**Directions for this task**. Your task is to repeat the entries underneath exactly, minus the pictures.

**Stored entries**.
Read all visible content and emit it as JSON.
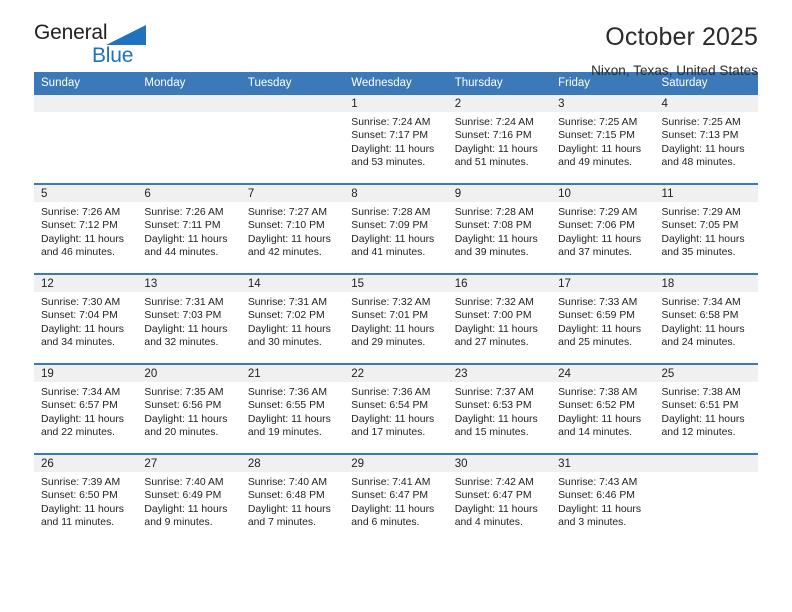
{
  "brand": {
    "name_part1": "General",
    "name_part2": "Blue",
    "accent_color": "#1f72bd"
  },
  "header": {
    "title": "October 2025",
    "subtitle": "Nixon, Texas, United States"
  },
  "calendar": {
    "header_bg": "#3b79b8",
    "daynum_bg": "#f0f0f0",
    "weekdays": [
      "Sunday",
      "Monday",
      "Tuesday",
      "Wednesday",
      "Thursday",
      "Friday",
      "Saturday"
    ],
    "leading_blanks": 3,
    "days": [
      {
        "day": "1",
        "sunrise": "Sunrise: 7:24 AM",
        "sunset": "Sunset: 7:17 PM",
        "daylight1": "Daylight: 11 hours",
        "daylight2": "and 53 minutes."
      },
      {
        "day": "2",
        "sunrise": "Sunrise: 7:24 AM",
        "sunset": "Sunset: 7:16 PM",
        "daylight1": "Daylight: 11 hours",
        "daylight2": "and 51 minutes."
      },
      {
        "day": "3",
        "sunrise": "Sunrise: 7:25 AM",
        "sunset": "Sunset: 7:15 PM",
        "daylight1": "Daylight: 11 hours",
        "daylight2": "and 49 minutes."
      },
      {
        "day": "4",
        "sunrise": "Sunrise: 7:25 AM",
        "sunset": "Sunset: 7:13 PM",
        "daylight1": "Daylight: 11 hours",
        "daylight2": "and 48 minutes."
      },
      {
        "day": "5",
        "sunrise": "Sunrise: 7:26 AM",
        "sunset": "Sunset: 7:12 PM",
        "daylight1": "Daylight: 11 hours",
        "daylight2": "and 46 minutes."
      },
      {
        "day": "6",
        "sunrise": "Sunrise: 7:26 AM",
        "sunset": "Sunset: 7:11 PM",
        "daylight1": "Daylight: 11 hours",
        "daylight2": "and 44 minutes."
      },
      {
        "day": "7",
        "sunrise": "Sunrise: 7:27 AM",
        "sunset": "Sunset: 7:10 PM",
        "daylight1": "Daylight: 11 hours",
        "daylight2": "and 42 minutes."
      },
      {
        "day": "8",
        "sunrise": "Sunrise: 7:28 AM",
        "sunset": "Sunset: 7:09 PM",
        "daylight1": "Daylight: 11 hours",
        "daylight2": "and 41 minutes."
      },
      {
        "day": "9",
        "sunrise": "Sunrise: 7:28 AM",
        "sunset": "Sunset: 7:08 PM",
        "daylight1": "Daylight: 11 hours",
        "daylight2": "and 39 minutes."
      },
      {
        "day": "10",
        "sunrise": "Sunrise: 7:29 AM",
        "sunset": "Sunset: 7:06 PM",
        "daylight1": "Daylight: 11 hours",
        "daylight2": "and 37 minutes."
      },
      {
        "day": "11",
        "sunrise": "Sunrise: 7:29 AM",
        "sunset": "Sunset: 7:05 PM",
        "daylight1": "Daylight: 11 hours",
        "daylight2": "and 35 minutes."
      },
      {
        "day": "12",
        "sunrise": "Sunrise: 7:30 AM",
        "sunset": "Sunset: 7:04 PM",
        "daylight1": "Daylight: 11 hours",
        "daylight2": "and 34 minutes."
      },
      {
        "day": "13",
        "sunrise": "Sunrise: 7:31 AM",
        "sunset": "Sunset: 7:03 PM",
        "daylight1": "Daylight: 11 hours",
        "daylight2": "and 32 minutes."
      },
      {
        "day": "14",
        "sunrise": "Sunrise: 7:31 AM",
        "sunset": "Sunset: 7:02 PM",
        "daylight1": "Daylight: 11 hours",
        "daylight2": "and 30 minutes."
      },
      {
        "day": "15",
        "sunrise": "Sunrise: 7:32 AM",
        "sunset": "Sunset: 7:01 PM",
        "daylight1": "Daylight: 11 hours",
        "daylight2": "and 29 minutes."
      },
      {
        "day": "16",
        "sunrise": "Sunrise: 7:32 AM",
        "sunset": "Sunset: 7:00 PM",
        "daylight1": "Daylight: 11 hours",
        "daylight2": "and 27 minutes."
      },
      {
        "day": "17",
        "sunrise": "Sunrise: 7:33 AM",
        "sunset": "Sunset: 6:59 PM",
        "daylight1": "Daylight: 11 hours",
        "daylight2": "and 25 minutes."
      },
      {
        "day": "18",
        "sunrise": "Sunrise: 7:34 AM",
        "sunset": "Sunset: 6:58 PM",
        "daylight1": "Daylight: 11 hours",
        "daylight2": "and 24 minutes."
      },
      {
        "day": "19",
        "sunrise": "Sunrise: 7:34 AM",
        "sunset": "Sunset: 6:57 PM",
        "daylight1": "Daylight: 11 hours",
        "daylight2": "and 22 minutes."
      },
      {
        "day": "20",
        "sunrise": "Sunrise: 7:35 AM",
        "sunset": "Sunset: 6:56 PM",
        "daylight1": "Daylight: 11 hours",
        "daylight2": "and 20 minutes."
      },
      {
        "day": "21",
        "sunrise": "Sunrise: 7:36 AM",
        "sunset": "Sunset: 6:55 PM",
        "daylight1": "Daylight: 11 hours",
        "daylight2": "and 19 minutes."
      },
      {
        "day": "22",
        "sunrise": "Sunrise: 7:36 AM",
        "sunset": "Sunset: 6:54 PM",
        "daylight1": "Daylight: 11 hours",
        "daylight2": "and 17 minutes."
      },
      {
        "day": "23",
        "sunrise": "Sunrise: 7:37 AM",
        "sunset": "Sunset: 6:53 PM",
        "daylight1": "Daylight: 11 hours",
        "daylight2": "and 15 minutes."
      },
      {
        "day": "24",
        "sunrise": "Sunrise: 7:38 AM",
        "sunset": "Sunset: 6:52 PM",
        "daylight1": "Daylight: 11 hours",
        "daylight2": "and 14 minutes."
      },
      {
        "day": "25",
        "sunrise": "Sunrise: 7:38 AM",
        "sunset": "Sunset: 6:51 PM",
        "daylight1": "Daylight: 11 hours",
        "daylight2": "and 12 minutes."
      },
      {
        "day": "26",
        "sunrise": "Sunrise: 7:39 AM",
        "sunset": "Sunset: 6:50 PM",
        "daylight1": "Daylight: 11 hours",
        "daylight2": "and 11 minutes."
      },
      {
        "day": "27",
        "sunrise": "Sunrise: 7:40 AM",
        "sunset": "Sunset: 6:49 PM",
        "daylight1": "Daylight: 11 hours",
        "daylight2": "and 9 minutes."
      },
      {
        "day": "28",
        "sunrise": "Sunrise: 7:40 AM",
        "sunset": "Sunset: 6:48 PM",
        "daylight1": "Daylight: 11 hours",
        "daylight2": "and 7 minutes."
      },
      {
        "day": "29",
        "sunrise": "Sunrise: 7:41 AM",
        "sunset": "Sunset: 6:47 PM",
        "daylight1": "Daylight: 11 hours",
        "daylight2": "and 6 minutes."
      },
      {
        "day": "30",
        "sunrise": "Sunrise: 7:42 AM",
        "sunset": "Sunset: 6:47 PM",
        "daylight1": "Daylight: 11 hours",
        "daylight2": "and 4 minutes."
      },
      {
        "day": "31",
        "sunrise": "Sunrise: 7:43 AM",
        "sunset": "Sunset: 6:46 PM",
        "daylight1": "Daylight: 11 hours",
        "daylight2": "and 3 minutes."
      }
    ]
  }
}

**Solution to the exercise**.
Read all visible content and emit it as JSON.
{
  "brand": {
    "name_part1": "General",
    "name_part2": "Blue",
    "accent_color": "#1f72bd"
  },
  "header": {
    "title": "October 2025",
    "subtitle": "Nixon, Texas, United States"
  },
  "calendar": {
    "header_bg": "#3b79b8",
    "daynum_bg": "#f0f0f0",
    "weekdays": [
      "Sunday",
      "Monday",
      "Tuesday",
      "Wednesday",
      "Thursday",
      "Friday",
      "Saturday"
    ],
    "leading_blanks": 3,
    "days": [
      {
        "day": "1",
        "sunrise": "Sunrise: 7:24 AM",
        "sunset": "Sunset: 7:17 PM",
        "daylight1": "Daylight: 11 hours",
        "daylight2": "and 53 minutes."
      },
      {
        "day": "2",
        "sunrise": "Sunrise: 7:24 AM",
        "sunset": "Sunset: 7:16 PM",
        "daylight1": "Daylight: 11 hours",
        "daylight2": "and 51 minutes."
      },
      {
        "day": "3",
        "sunrise": "Sunrise: 7:25 AM",
        "sunset": "Sunset: 7:15 PM",
        "daylight1": "Daylight: 11 hours",
        "daylight2": "and 49 minutes."
      },
      {
        "day": "4",
        "sunrise": "Sunrise: 7:25 AM",
        "sunset": "Sunset: 7:13 PM",
        "daylight1": "Daylight: 11 hours",
        "daylight2": "and 48 minutes."
      },
      {
        "day": "5",
        "sunrise": "Sunrise: 7:26 AM",
        "sunset": "Sunset: 7:12 PM",
        "daylight1": "Daylight: 11 hours",
        "daylight2": "and 46 minutes."
      },
      {
        "day": "6",
        "sunrise": "Sunrise: 7:26 AM",
        "sunset": "Sunset: 7:11 PM",
        "daylight1": "Daylight: 11 hours",
        "daylight2": "and 44 minutes."
      },
      {
        "day": "7",
        "sunrise": "Sunrise: 7:27 AM",
        "sunset": "Sunset: 7:10 PM",
        "daylight1": "Daylight: 11 hours",
        "daylight2": "and 42 minutes."
      },
      {
        "day": "8",
        "sunrise": "Sunrise: 7:28 AM",
        "sunset": "Sunset: 7:09 PM",
        "daylight1": "Daylight: 11 hours",
        "daylight2": "and 41 minutes."
      },
      {
        "day": "9",
        "sunrise": "Sunrise: 7:28 AM",
        "sunset": "Sunset: 7:08 PM",
        "daylight1": "Daylight: 11 hours",
        "daylight2": "and 39 minutes."
      },
      {
        "day": "10",
        "sunrise": "Sunrise: 7:29 AM",
        "sunset": "Sunset: 7:06 PM",
        "daylight1": "Daylight: 11 hours",
        "daylight2": "and 37 minutes."
      },
      {
        "day": "11",
        "sunrise": "Sunrise: 7:29 AM",
        "sunset": "Sunset: 7:05 PM",
        "daylight1": "Daylight: 11 hours",
        "daylight2": "and 35 minutes."
      },
      {
        "day": "12",
        "sunrise": "Sunrise: 7:30 AM",
        "sunset": "Sunset: 7:04 PM",
        "daylight1": "Daylight: 11 hours",
        "daylight2": "and 34 minutes."
      },
      {
        "day": "13",
        "sunrise": "Sunrise: 7:31 AM",
        "sunset": "Sunset: 7:03 PM",
        "daylight1": "Daylight: 11 hours",
        "daylight2": "and 32 minutes."
      },
      {
        "day": "14",
        "sunrise": "Sunrise: 7:31 AM",
        "sunset": "Sunset: 7:02 PM",
        "daylight1": "Daylight: 11 hours",
        "daylight2": "and 30 minutes."
      },
      {
        "day": "15",
        "sunrise": "Sunrise: 7:32 AM",
        "sunset": "Sunset: 7:01 PM",
        "daylight1": "Daylight: 11 hours",
        "daylight2": "and 29 minutes."
      },
      {
        "day": "16",
        "sunrise": "Sunrise: 7:32 AM",
        "sunset": "Sunset: 7:00 PM",
        "daylight1": "Daylight: 11 hours",
        "daylight2": "and 27 minutes."
      },
      {
        "day": "17",
        "sunrise": "Sunrise: 7:33 AM",
        "sunset": "Sunset: 6:59 PM",
        "daylight1": "Daylight: 11 hours",
        "daylight2": "and 25 minutes."
      },
      {
        "day": "18",
        "sunrise": "Sunrise: 7:34 AM",
        "sunset": "Sunset: 6:58 PM",
        "daylight1": "Daylight: 11 hours",
        "daylight2": "and 24 minutes."
      },
      {
        "day": "19",
        "sunrise": "Sunrise: 7:34 AM",
        "sunset": "Sunset: 6:57 PM",
        "daylight1": "Daylight: 11 hours",
        "daylight2": "and 22 minutes."
      },
      {
        "day": "20",
        "sunrise": "Sunrise: 7:35 AM",
        "sunset": "Sunset: 6:56 PM",
        "daylight1": "Daylight: 11 hours",
        "daylight2": "and 20 minutes."
      },
      {
        "day": "21",
        "sunrise": "Sunrise: 7:36 AM",
        "sunset": "Sunset: 6:55 PM",
        "daylight1": "Daylight: 11 hours",
        "daylight2": "and 19 minutes."
      },
      {
        "day": "22",
        "sunrise": "Sunrise: 7:36 AM",
        "sunset": "Sunset: 6:54 PM",
        "daylight1": "Daylight: 11 hours",
        "daylight2": "and 17 minutes."
      },
      {
        "day": "23",
        "sunrise": "Sunrise: 7:37 AM",
        "sunset": "Sunset: 6:53 PM",
        "daylight1": "Daylight: 11 hours",
        "daylight2": "and 15 minutes."
      },
      {
        "day": "24",
        "sunrise": "Sunrise: 7:38 AM",
        "sunset": "Sunset: 6:52 PM",
        "daylight1": "Daylight: 11 hours",
        "daylight2": "and 14 minutes."
      },
      {
        "day": "25",
        "sunrise": "Sunrise: 7:38 AM",
        "sunset": "Sunset: 6:51 PM",
        "daylight1": "Daylight: 11 hours",
        "daylight2": "and 12 minutes."
      },
      {
        "day": "26",
        "sunrise": "Sunrise: 7:39 AM",
        "sunset": "Sunset: 6:50 PM",
        "daylight1": "Daylight: 11 hours",
        "daylight2": "and 11 minutes."
      },
      {
        "day": "27",
        "sunrise": "Sunrise: 7:40 AM",
        "sunset": "Sunset: 6:49 PM",
        "daylight1": "Daylight: 11 hours",
        "daylight2": "and 9 minutes."
      },
      {
        "day": "28",
        "sunrise": "Sunrise: 7:40 AM",
        "sunset": "Sunset: 6:48 PM",
        "daylight1": "Daylight: 11 hours",
        "daylight2": "and 7 minutes."
      },
      {
        "day": "29",
        "sunrise": "Sunrise: 7:41 AM",
        "sunset": "Sunset: 6:47 PM",
        "daylight1": "Daylight: 11 hours",
        "daylight2": "and 6 minutes."
      },
      {
        "day": "30",
        "sunrise": "Sunrise: 7:42 AM",
        "sunset": "Sunset: 6:47 PM",
        "daylight1": "Daylight: 11 hours",
        "daylight2": "and 4 minutes."
      },
      {
        "day": "31",
        "sunrise": "Sunrise: 7:43 AM",
        "sunset": "Sunset: 6:46 PM",
        "daylight1": "Daylight: 11 hours",
        "daylight2": "and 3 minutes."
      }
    ]
  }
}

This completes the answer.